**Goal of the exercise**
Write out every record in full, exactly as written, please.

-- Begin --

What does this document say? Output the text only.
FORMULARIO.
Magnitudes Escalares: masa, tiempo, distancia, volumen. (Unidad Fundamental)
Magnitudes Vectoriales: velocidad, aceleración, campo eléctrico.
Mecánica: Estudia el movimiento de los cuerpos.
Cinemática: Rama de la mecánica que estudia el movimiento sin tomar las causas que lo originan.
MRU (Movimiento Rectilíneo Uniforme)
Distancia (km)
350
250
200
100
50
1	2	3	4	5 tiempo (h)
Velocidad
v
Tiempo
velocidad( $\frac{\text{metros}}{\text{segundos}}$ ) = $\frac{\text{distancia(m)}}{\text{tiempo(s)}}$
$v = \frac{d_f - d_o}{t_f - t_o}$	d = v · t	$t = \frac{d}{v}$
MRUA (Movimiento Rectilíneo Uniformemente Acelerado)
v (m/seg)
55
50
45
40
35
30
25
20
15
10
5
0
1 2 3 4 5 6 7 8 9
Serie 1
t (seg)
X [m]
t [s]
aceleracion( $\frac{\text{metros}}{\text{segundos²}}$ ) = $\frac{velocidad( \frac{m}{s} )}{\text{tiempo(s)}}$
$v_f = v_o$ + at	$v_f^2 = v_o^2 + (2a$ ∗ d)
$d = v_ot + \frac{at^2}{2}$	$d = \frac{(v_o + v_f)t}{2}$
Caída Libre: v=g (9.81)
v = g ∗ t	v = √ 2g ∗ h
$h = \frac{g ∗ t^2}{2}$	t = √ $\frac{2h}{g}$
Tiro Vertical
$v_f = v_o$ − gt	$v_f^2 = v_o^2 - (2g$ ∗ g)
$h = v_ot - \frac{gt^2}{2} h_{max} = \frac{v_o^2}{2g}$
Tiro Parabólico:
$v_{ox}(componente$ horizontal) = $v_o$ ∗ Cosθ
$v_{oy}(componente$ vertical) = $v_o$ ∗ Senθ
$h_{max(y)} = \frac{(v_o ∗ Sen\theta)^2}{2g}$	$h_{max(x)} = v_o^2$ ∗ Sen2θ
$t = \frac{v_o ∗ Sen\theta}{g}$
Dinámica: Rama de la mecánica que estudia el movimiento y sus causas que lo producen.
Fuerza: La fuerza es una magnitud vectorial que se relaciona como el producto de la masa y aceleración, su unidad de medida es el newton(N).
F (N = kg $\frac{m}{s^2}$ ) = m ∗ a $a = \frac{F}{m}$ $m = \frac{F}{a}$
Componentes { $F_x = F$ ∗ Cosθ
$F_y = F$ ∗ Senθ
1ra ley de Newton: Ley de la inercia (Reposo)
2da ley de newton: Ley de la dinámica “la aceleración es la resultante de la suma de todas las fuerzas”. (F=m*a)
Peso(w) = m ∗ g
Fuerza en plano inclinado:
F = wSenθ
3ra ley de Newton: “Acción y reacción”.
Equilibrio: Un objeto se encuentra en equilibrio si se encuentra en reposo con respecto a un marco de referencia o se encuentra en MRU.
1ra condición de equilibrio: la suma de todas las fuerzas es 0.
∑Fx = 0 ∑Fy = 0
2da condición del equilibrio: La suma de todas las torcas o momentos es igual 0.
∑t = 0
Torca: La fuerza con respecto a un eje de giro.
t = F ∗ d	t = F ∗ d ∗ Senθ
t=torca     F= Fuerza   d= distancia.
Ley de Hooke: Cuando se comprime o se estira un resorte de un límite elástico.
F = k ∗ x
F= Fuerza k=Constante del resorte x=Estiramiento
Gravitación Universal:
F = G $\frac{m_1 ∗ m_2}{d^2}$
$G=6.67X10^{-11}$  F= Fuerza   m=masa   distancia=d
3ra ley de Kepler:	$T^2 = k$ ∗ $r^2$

-- End --

**Solution below**
What does this document say? Output the text only.
FORMULARIO.
Magnitudes Escalares: masa, tiempo, distancia, volumen. (Unidad Fundamental)
Magnitudes Vectoriales: velocidad, aceleración, campo eléctrico.
Mecánica: Estudia el movimiento de los cuerpos.
Cinemática: Rama de la mecánica que estudia el movimiento sin tomar las causas que lo originan.
MRU (Movimiento Rectilíneo Uniforme)
Distancia (km)
350
250
200
100
50
1	2	3	4	5 tiempo (h)
Velocidad
v
Tiempo
velocidad( $\frac{\text{metros}}{\text{segundos}}$ ) = $\frac{\text{distancia(m)}}{\text{tiempo(s)}}$
$v = \frac{d_f - d_o}{t_f - t_o}$	d = v · t	$t = \frac{d}{v}$
MRUA (Movimiento Rectilíneo Uniformemente Acelerado)
v (m/seg)
55
50
45
40
35
30
25
20
15
10
5
0
1 2 3 4 5 6 7 8 9
Serie 1
t (seg)
X [m]
t [s]
aceleracion( $\frac{\text{metros}}{\text{segundos²}}$ ) = $\frac{velocidad( \frac{m}{s} )}{\text{tiempo(s)}}$
$v_f = v_o$ + at	$v_f^2 = v_o^2 + (2a$ ∗ d)
$d = v_ot + \frac{at^2}{2}$	$d = \frac{(v_o + v_f)t}{2}$
Caída Libre: v=g (9.81)
v = g ∗ t	v = √ 2g ∗ h
$h = \frac{g ∗ t^2}{2}$	t = √ $\frac{2h}{g}$
Tiro Vertical
$v_f = v_o$ − gt	$v_f^2 = v_o^2 - (2g$ ∗ g)
$h = v_ot - \frac{gt^2}{2} h_{max} = \frac{v_o^2}{2g}$
Tiro Parabólico:
$v_{ox}(componente$ horizontal) = $v_o$ ∗ Cosθ
$v_{oy}(componente$ vertical) = $v_o$ ∗ Senθ
$h_{max(y)} = \frac{(v_o ∗ Sen\theta)^2}{2g}$	$h_{max(x)} = v_o^2$ ∗ Sen2θ
$t = \frac{v_o ∗ Sen\theta}{g}$
Dinámica: Rama de la mecánica que estudia el movimiento y sus causas que lo producen.
Fuerza: La fuerza es una magnitud vectorial que se relaciona como el producto de la masa y aceleración, su unidad de medida es el newton(N).
F (N = kg $\frac{m}{s^2}$ ) = m ∗ a $a = \frac{F}{m}$ $m = \frac{F}{a}$
Componentes { $F_x = F$ ∗ Cosθ
$F_y = F$ ∗ Senθ
1ra ley de Newton: Ley de la inercia (Reposo)
2da ley de newton: Ley de la dinámica “la aceleración es la resultante de la suma de todas las fuerzas”. (F=m*a)
Peso(w) = m ∗ g
Fuerza en plano inclinado:
F = wSenθ
3ra ley de Newton: “Acción y reacción”.
Equilibrio: Un objeto se encuentra en equilibrio si se encuentra en reposo con respecto a un marco de referencia o se encuentra en MRU.
1ra condición de equilibrio: la suma de todas las fuerzas es 0.
∑Fx = 0 ∑Fy = 0
2da condición del equilibrio: La suma de todas las torcas o momentos es igual 0.
∑t = 0
Torca: La fuerza con respecto a un eje de giro.
t = F ∗ d	t = F ∗ d ∗ Senθ
t=torca     F= Fuerza   d= distancia.
Ley de Hooke: Cuando se comprime o se estira un resorte de un límite elástico.
F = k ∗ x
F= Fuerza k=Constante del resorte x=Estiramiento
Gravitación Universal:
F = G $\frac{m_1 ∗ m_2}{d^2}$
$G=6.67X10^{-11}$  F= Fuerza   m=masa   distancia=d
3ra ley de Kepler:	$T^2 = k$ ∗ $r^2$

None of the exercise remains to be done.